──────── Excerpted data ────────
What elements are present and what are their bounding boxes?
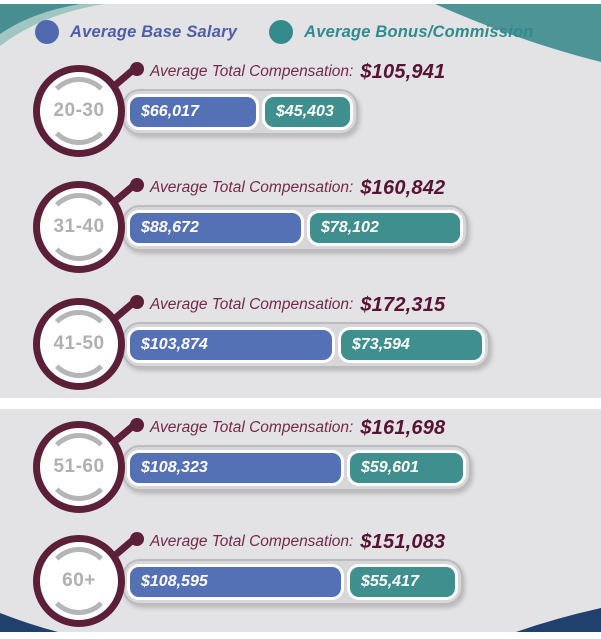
age-group-row: 20-30 Average Total Compensation: $105,9… (0, 59, 601, 169)
legend-item-base-salary: Average Base Salary (35, 20, 237, 44)
age-label: 41-50 (53, 333, 105, 354)
age-group-row: 41-50 Average Total Compensation: $172,3… (0, 292, 601, 398)
base-salary-bar: $88,672 (127, 210, 304, 246)
age-badge: 41-50 (33, 298, 125, 390)
sync-arcs-icon (45, 193, 113, 261)
total-compensation-line: Average Total Compensation: $160,842 (150, 176, 445, 200)
age-badge: 20-30 (33, 65, 125, 157)
bar-track: $66,017 $45,403 (122, 89, 358, 135)
sync-arcs-icon (45, 310, 113, 378)
bar-track: $108,323 $59,601 (122, 445, 471, 491)
base-salary-value: $108,323 (141, 459, 208, 476)
legend-label-base-salary: Average Base Salary (70, 22, 238, 41)
total-compensation-value: $151,083 (360, 530, 446, 553)
age-label: 60+ (62, 570, 96, 591)
total-compensation-label: Average Total Compensation: (150, 63, 354, 80)
panel-top: Average Base Salary Average Bonus/Commis… (0, 4, 601, 398)
navy-corner-decoration (0, 608, 601, 632)
bonus-dot-icon (269, 20, 294, 44)
panel-bottom: 51-60 Average Total Compensation: $161,6… (0, 409, 601, 632)
age-badge: 51-60 (33, 421, 125, 513)
total-compensation-line: Average Total Compensation: $105,941 (150, 60, 445, 84)
base-salary-bar: $66,017 (127, 94, 259, 130)
total-compensation-value: $161,698 (360, 416, 446, 439)
total-compensation-line: Average Total Compensation: $161,698 (150, 416, 445, 440)
total-compensation-value: $172,315 (360, 293, 446, 316)
base-salary-bar: $103,874 (127, 327, 335, 363)
age-badge: 31-40 (33, 181, 125, 273)
bar-track: $103,874 $73,594 (122, 322, 490, 368)
bonus-bar: $55,417 (347, 564, 458, 600)
base-salary-value: $103,874 (141, 336, 208, 353)
total-compensation-label: Average Total Compensation: (150, 296, 354, 313)
total-compensation-label: Average Total Compensation: (150, 179, 354, 196)
age-group-row: 51-60 Average Total Compensation: $161,6… (0, 415, 601, 525)
age-label: 51-60 (53, 456, 105, 477)
bonus-value: $78,102 (321, 219, 379, 236)
teal-curve-decoration (0, 4, 601, 62)
legend: Average Base Salary Average Bonus/Commis… (35, 20, 534, 44)
base-salary-bar: $108,595 (127, 564, 344, 600)
age-label: 31-40 (53, 216, 105, 237)
bonus-value: $55,417 (361, 573, 419, 590)
total-compensation-value: $105,941 (360, 60, 446, 83)
legend-label-bonus: Average Bonus/Commission (304, 22, 534, 41)
total-compensation-label: Average Total Compensation: (150, 419, 354, 436)
bar-track: $88,672 $78,102 (122, 205, 468, 251)
total-compensation-value: $160,842 (360, 176, 446, 199)
legend-item-bonus: Average Bonus/Commission (269, 20, 533, 44)
base-salary-dot-icon (35, 20, 59, 44)
bonus-value: $73,594 (352, 336, 410, 353)
sync-arcs-icon (45, 433, 113, 501)
bonus-bar: $45,403 (262, 94, 353, 130)
bonus-value: $59,601 (361, 459, 419, 476)
total-compensation-line: Average Total Compensation: $151,083 (150, 530, 445, 554)
bar-track: $108,595 $55,417 (122, 559, 463, 605)
base-salary-value: $108,595 (141, 573, 208, 590)
base-salary-bar: $108,323 (127, 450, 344, 486)
age-group-row: 31-40 Average Total Compensation: $160,8… (0, 175, 601, 285)
total-compensation-label: Average Total Compensation: (150, 533, 354, 550)
sync-arcs-icon (45, 77, 113, 145)
sync-arcs-icon (45, 547, 113, 615)
bonus-bar: $59,601 (347, 450, 466, 486)
age-group-row: 60+ Average Total Compensation: $151,083… (0, 529, 601, 632)
age-label: 20-30 (53, 100, 105, 121)
bonus-value: $45,403 (276, 103, 334, 120)
age-badge: 60+ (33, 535, 125, 627)
total-compensation-line: Average Total Compensation: $172,315 (150, 293, 445, 317)
base-salary-value: $66,017 (141, 103, 199, 120)
base-salary-value: $88,672 (141, 219, 199, 236)
bonus-bar: $78,102 (307, 210, 463, 246)
bonus-bar: $73,594 (338, 327, 485, 363)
────────
Goal = Can you reproduce every line of the records above verbatim, leaving out the pictures?

Task solution =
What elements are present and what are their bounding boxes?
age-group-row: 20-30 Average Total Compensation: $105,9… (0, 59, 601, 169)
legend-item-base-salary: Average Base Salary (35, 20, 237, 44)
age-label: 41-50 (53, 333, 105, 354)
age-group-row: 41-50 Average Total Compensation: $172,3… (0, 292, 601, 398)
base-salary-bar: $88,672 (127, 210, 304, 246)
age-badge: 41-50 (33, 298, 125, 390)
sync-arcs-icon (45, 193, 113, 261)
total-compensation-line: Average Total Compensation: $160,842 (150, 176, 445, 200)
age-badge: 20-30 (33, 65, 125, 157)
bar-track: $66,017 $45,403 (122, 89, 358, 135)
sync-arcs-icon (45, 310, 113, 378)
bar-track: $108,323 $59,601 (122, 445, 471, 491)
base-salary-value: $108,323 (141, 459, 208, 476)
legend-label-base-salary: Average Base Salary (70, 22, 238, 41)
total-compensation-value: $151,083 (360, 530, 446, 553)
age-label: 60+ (62, 570, 96, 591)
total-compensation-label: Average Total Compensation: (150, 63, 354, 80)
panel-top: Average Base Salary Average Bonus/Commis… (0, 4, 601, 398)
navy-corner-decoration (0, 608, 601, 632)
bonus-dot-icon (269, 20, 294, 44)
panel-bottom: 51-60 Average Total Compensation: $161,6… (0, 409, 601, 632)
age-badge: 51-60 (33, 421, 125, 513)
total-compensation-line: Average Total Compensation: $105,941 (150, 60, 445, 84)
base-salary-bar: $66,017 (127, 94, 259, 130)
total-compensation-value: $161,698 (360, 416, 446, 439)
total-compensation-line: Average Total Compensation: $161,698 (150, 416, 445, 440)
total-compensation-value: $172,315 (360, 293, 446, 316)
base-salary-bar: $103,874 (127, 327, 335, 363)
age-badge: 31-40 (33, 181, 125, 273)
bar-track: $103,874 $73,594 (122, 322, 490, 368)
bonus-bar: $55,417 (347, 564, 458, 600)
base-salary-value: $103,874 (141, 336, 208, 353)
total-compensation-label: Average Total Compensation: (150, 296, 354, 313)
total-compensation-label: Average Total Compensation: (150, 179, 354, 196)
age-group-row: 51-60 Average Total Compensation: $161,6… (0, 415, 601, 525)
age-label: 51-60 (53, 456, 105, 477)
bonus-value: $78,102 (321, 219, 379, 236)
teal-curve-decoration (0, 4, 601, 62)
legend: Average Base Salary Average Bonus/Commis… (35, 20, 534, 44)
base-salary-bar: $108,595 (127, 564, 344, 600)
age-label: 31-40 (53, 216, 105, 237)
bonus-value: $55,417 (361, 573, 419, 590)
total-compensation-value: $105,941 (360, 60, 446, 83)
legend-label-bonus: Average Bonus/Commission (304, 22, 534, 41)
total-compensation-label: Average Total Compensation: (150, 419, 354, 436)
bar-track: $88,672 $78,102 (122, 205, 468, 251)
total-compensation-value: $160,842 (360, 176, 446, 199)
legend-item-bonus: Average Bonus/Commission (269, 20, 533, 44)
base-salary-dot-icon (35, 20, 59, 44)
bonus-value: $73,594 (352, 336, 410, 353)
sync-arcs-icon (45, 433, 113, 501)
bonus-bar: $45,403 (262, 94, 353, 130)
bonus-value: $59,601 (361, 459, 419, 476)
total-compensation-line: Average Total Compensation: $151,083 (150, 530, 445, 554)
bar-track: $108,595 $55,417 (122, 559, 463, 605)
base-salary-value: $108,595 (141, 573, 208, 590)
base-salary-bar: $108,323 (127, 450, 344, 486)
age-group-row: 31-40 Average Total Compensation: $160,8… (0, 175, 601, 285)
total-compensation-label: Average Total Compensation: (150, 533, 354, 550)
sync-arcs-icon (45, 77, 113, 145)
sync-arcs-icon (45, 547, 113, 615)
bonus-bar: $59,601 (347, 450, 466, 486)
age-group-row: 60+ Average Total Compensation: $151,083… (0, 529, 601, 632)
age-label: 20-30 (53, 100, 105, 121)
bonus-value: $45,403 (276, 103, 334, 120)
age-badge: 60+ (33, 535, 125, 627)
total-compensation-line: Average Total Compensation: $172,315 (150, 293, 445, 317)
base-salary-value: $66,017 (141, 103, 199, 120)
base-salary-value: $88,672 (141, 219, 199, 236)
bonus-bar: $78,102 (307, 210, 463, 246)
bonus-bar: $73,594 (338, 327, 485, 363)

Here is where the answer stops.